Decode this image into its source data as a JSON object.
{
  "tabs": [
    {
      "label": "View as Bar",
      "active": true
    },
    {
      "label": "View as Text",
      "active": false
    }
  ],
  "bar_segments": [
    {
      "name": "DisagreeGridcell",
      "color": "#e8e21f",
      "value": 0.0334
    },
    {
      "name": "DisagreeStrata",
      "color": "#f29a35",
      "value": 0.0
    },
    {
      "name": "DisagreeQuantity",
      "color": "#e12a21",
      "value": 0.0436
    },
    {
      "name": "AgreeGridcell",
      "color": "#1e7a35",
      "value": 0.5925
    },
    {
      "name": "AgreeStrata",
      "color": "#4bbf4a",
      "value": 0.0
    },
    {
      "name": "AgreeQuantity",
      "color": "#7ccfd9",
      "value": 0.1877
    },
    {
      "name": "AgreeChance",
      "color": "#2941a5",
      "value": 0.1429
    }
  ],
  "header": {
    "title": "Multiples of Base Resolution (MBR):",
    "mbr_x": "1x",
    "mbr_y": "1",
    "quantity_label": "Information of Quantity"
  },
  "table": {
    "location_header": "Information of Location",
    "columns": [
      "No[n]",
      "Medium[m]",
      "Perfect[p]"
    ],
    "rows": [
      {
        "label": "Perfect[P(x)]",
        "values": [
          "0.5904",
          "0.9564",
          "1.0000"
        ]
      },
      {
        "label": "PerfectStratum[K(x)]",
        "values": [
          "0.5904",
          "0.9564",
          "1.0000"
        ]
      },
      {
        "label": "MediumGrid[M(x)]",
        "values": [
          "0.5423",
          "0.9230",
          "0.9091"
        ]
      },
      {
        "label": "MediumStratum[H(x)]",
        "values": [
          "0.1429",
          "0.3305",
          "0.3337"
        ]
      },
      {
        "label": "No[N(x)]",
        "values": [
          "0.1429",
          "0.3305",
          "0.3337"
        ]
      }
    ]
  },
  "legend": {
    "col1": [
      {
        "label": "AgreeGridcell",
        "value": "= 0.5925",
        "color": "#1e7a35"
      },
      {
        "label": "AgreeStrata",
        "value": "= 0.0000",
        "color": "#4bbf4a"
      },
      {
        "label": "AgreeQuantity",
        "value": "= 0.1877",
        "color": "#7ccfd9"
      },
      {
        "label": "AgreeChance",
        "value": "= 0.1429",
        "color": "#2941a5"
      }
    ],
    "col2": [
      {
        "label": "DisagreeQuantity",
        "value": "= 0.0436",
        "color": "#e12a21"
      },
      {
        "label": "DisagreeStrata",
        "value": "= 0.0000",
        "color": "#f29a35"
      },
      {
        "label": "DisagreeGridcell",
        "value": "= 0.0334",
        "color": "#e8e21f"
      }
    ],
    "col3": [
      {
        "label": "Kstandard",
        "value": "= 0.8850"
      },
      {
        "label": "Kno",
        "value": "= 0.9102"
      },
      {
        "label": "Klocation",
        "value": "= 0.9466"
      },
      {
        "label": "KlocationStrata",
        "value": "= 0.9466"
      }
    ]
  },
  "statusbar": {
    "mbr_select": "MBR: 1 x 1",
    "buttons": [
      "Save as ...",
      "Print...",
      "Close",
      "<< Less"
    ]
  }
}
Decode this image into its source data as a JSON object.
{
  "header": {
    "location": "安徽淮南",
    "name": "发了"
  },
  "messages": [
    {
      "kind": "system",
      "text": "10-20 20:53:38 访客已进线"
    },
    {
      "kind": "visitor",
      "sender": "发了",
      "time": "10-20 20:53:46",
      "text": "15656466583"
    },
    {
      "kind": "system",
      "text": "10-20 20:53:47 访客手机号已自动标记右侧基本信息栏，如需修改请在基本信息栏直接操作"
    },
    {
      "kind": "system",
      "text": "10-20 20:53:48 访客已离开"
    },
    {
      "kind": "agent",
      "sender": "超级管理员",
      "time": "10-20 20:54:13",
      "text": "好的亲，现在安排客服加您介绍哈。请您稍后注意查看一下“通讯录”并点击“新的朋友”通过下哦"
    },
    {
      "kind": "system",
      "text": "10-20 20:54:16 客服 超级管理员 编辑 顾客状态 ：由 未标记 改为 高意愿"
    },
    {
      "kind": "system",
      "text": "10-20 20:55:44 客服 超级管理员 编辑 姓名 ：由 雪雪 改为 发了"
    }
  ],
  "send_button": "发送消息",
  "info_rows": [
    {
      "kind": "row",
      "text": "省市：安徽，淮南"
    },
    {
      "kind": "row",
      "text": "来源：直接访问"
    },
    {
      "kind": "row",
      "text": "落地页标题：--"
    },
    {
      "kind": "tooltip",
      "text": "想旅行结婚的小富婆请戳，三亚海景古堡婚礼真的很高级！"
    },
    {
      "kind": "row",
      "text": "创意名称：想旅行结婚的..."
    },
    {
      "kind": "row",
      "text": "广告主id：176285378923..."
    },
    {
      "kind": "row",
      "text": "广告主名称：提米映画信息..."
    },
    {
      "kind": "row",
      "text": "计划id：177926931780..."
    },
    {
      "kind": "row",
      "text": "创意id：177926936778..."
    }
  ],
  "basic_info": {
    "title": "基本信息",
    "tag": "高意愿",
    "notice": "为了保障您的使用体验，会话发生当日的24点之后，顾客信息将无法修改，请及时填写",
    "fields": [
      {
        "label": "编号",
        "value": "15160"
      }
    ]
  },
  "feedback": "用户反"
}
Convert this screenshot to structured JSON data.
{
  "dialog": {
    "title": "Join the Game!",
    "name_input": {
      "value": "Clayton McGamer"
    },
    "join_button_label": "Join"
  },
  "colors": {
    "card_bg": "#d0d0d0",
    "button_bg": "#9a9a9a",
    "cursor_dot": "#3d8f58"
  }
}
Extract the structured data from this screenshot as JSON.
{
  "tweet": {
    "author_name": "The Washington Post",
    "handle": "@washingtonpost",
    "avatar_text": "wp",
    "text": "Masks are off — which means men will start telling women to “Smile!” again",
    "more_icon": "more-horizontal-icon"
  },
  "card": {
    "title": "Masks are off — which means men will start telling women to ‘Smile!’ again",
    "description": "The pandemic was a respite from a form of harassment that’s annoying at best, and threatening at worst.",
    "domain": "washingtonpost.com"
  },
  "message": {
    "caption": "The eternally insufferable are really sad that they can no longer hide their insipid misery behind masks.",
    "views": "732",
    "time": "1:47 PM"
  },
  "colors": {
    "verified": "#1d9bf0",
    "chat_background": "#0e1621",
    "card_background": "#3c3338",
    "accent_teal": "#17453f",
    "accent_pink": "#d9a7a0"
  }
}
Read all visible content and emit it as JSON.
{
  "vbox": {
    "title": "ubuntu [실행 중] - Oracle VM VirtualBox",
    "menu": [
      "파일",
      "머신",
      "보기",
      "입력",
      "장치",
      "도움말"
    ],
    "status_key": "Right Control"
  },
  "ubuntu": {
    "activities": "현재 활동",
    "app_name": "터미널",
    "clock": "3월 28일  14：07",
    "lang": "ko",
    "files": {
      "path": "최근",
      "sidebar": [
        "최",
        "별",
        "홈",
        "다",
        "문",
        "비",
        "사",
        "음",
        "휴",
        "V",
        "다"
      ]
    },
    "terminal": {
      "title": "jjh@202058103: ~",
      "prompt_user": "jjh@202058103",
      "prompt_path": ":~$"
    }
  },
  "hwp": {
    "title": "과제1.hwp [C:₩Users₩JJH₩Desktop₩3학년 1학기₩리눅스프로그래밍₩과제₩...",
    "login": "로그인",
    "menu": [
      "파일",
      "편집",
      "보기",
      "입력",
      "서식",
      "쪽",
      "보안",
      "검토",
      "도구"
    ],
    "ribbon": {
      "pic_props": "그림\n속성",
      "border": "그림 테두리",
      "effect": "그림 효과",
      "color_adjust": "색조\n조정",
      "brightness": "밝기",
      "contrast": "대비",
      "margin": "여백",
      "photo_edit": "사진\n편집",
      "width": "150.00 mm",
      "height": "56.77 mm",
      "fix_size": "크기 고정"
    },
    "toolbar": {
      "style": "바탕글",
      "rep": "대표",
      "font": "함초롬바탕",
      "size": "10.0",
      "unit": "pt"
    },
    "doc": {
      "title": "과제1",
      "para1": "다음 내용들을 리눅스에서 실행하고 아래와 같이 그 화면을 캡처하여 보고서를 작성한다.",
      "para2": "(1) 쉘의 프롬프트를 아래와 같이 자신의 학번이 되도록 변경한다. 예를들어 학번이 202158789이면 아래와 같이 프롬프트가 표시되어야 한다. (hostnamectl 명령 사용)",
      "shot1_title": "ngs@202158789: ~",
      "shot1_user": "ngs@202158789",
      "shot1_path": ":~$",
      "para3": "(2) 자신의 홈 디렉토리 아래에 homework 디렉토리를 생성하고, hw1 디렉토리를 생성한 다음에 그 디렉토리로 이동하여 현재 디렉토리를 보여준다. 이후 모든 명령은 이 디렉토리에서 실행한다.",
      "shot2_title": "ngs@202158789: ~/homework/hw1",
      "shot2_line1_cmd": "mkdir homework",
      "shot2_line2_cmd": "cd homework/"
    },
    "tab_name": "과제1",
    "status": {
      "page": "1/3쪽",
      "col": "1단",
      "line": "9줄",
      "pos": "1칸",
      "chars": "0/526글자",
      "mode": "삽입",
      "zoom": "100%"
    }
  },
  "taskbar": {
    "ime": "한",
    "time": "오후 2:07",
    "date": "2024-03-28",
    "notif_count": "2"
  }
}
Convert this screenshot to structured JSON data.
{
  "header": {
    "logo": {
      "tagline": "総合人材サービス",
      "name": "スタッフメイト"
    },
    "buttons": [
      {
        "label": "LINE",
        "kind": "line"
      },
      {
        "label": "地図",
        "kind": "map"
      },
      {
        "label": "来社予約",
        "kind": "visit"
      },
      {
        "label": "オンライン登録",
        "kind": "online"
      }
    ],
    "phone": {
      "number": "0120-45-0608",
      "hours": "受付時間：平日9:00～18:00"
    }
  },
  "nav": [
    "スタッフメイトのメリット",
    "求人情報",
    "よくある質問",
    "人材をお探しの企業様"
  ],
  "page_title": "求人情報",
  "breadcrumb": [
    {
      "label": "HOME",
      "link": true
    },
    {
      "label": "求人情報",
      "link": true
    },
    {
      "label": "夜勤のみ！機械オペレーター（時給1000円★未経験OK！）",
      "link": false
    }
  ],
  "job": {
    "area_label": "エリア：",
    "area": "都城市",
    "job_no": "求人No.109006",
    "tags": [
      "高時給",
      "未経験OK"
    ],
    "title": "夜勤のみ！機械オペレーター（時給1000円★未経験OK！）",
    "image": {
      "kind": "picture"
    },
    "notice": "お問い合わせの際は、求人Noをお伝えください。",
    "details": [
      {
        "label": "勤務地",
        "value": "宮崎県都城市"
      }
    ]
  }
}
===
Gather each line from the listing above that holds "Information".

*Right answer*:
    "quantity_label": "Information of Quantity"
    "location_header": "Information of Location",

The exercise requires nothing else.